##### MATERIAL SUPPLIED

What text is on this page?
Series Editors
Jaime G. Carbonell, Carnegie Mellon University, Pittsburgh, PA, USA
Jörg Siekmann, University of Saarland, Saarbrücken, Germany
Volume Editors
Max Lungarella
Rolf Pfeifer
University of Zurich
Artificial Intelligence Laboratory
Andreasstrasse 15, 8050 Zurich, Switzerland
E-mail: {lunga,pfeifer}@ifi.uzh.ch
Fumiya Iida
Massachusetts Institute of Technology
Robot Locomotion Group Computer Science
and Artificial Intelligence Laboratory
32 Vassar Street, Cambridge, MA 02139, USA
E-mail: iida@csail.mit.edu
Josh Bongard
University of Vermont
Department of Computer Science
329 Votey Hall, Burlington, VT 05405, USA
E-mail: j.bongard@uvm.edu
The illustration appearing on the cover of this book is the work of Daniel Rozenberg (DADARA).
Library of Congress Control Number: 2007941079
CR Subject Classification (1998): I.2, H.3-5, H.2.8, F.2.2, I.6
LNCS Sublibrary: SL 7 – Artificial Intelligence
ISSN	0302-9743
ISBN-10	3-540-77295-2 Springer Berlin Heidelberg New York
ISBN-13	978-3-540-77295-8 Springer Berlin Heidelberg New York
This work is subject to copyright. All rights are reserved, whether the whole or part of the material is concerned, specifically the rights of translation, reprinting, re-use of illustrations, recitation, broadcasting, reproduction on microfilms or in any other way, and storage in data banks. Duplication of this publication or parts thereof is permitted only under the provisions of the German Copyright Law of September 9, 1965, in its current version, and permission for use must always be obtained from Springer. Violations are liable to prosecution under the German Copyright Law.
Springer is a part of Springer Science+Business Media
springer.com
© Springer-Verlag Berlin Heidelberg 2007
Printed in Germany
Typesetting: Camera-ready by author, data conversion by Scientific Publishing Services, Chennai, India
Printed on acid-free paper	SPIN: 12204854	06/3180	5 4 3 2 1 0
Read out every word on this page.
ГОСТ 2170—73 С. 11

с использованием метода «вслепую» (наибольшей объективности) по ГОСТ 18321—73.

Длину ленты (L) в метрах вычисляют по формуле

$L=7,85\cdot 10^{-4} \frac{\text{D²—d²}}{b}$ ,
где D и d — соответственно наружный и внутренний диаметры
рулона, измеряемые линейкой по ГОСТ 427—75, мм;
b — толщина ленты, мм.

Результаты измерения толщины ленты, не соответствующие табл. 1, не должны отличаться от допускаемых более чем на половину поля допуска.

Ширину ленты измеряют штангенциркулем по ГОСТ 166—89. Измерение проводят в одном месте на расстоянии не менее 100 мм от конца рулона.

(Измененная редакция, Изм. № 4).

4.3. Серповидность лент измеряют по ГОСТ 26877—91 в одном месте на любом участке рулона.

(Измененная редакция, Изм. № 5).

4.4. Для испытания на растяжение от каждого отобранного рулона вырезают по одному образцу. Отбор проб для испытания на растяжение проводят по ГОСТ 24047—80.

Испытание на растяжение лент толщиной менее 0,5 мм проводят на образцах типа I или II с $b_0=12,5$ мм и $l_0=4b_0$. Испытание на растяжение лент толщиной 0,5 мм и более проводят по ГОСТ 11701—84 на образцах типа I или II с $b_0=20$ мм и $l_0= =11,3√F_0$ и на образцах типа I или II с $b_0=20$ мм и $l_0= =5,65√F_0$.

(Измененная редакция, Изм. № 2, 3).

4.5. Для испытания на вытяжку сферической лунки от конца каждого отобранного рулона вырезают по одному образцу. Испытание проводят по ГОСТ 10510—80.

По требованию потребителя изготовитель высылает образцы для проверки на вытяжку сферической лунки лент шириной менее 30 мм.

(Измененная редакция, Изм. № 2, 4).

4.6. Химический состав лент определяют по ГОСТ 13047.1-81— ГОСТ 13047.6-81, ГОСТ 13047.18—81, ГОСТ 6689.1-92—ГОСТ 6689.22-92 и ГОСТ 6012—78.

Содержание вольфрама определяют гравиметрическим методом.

##########

[INSTRUCTION]: Show all lines in the entries above where the word "месте" appears.

[EXPECTED ANSWER]:
Ширину ленты измеряют штангенциркулем по ГОСТ 166—89. Измерение проводят в одном месте на расстоянии не менее 100 мм от конца рулона.
4.3. Серповидность лент измеряют по ГОСТ 26877—91 в одном месте на любом участке рулона.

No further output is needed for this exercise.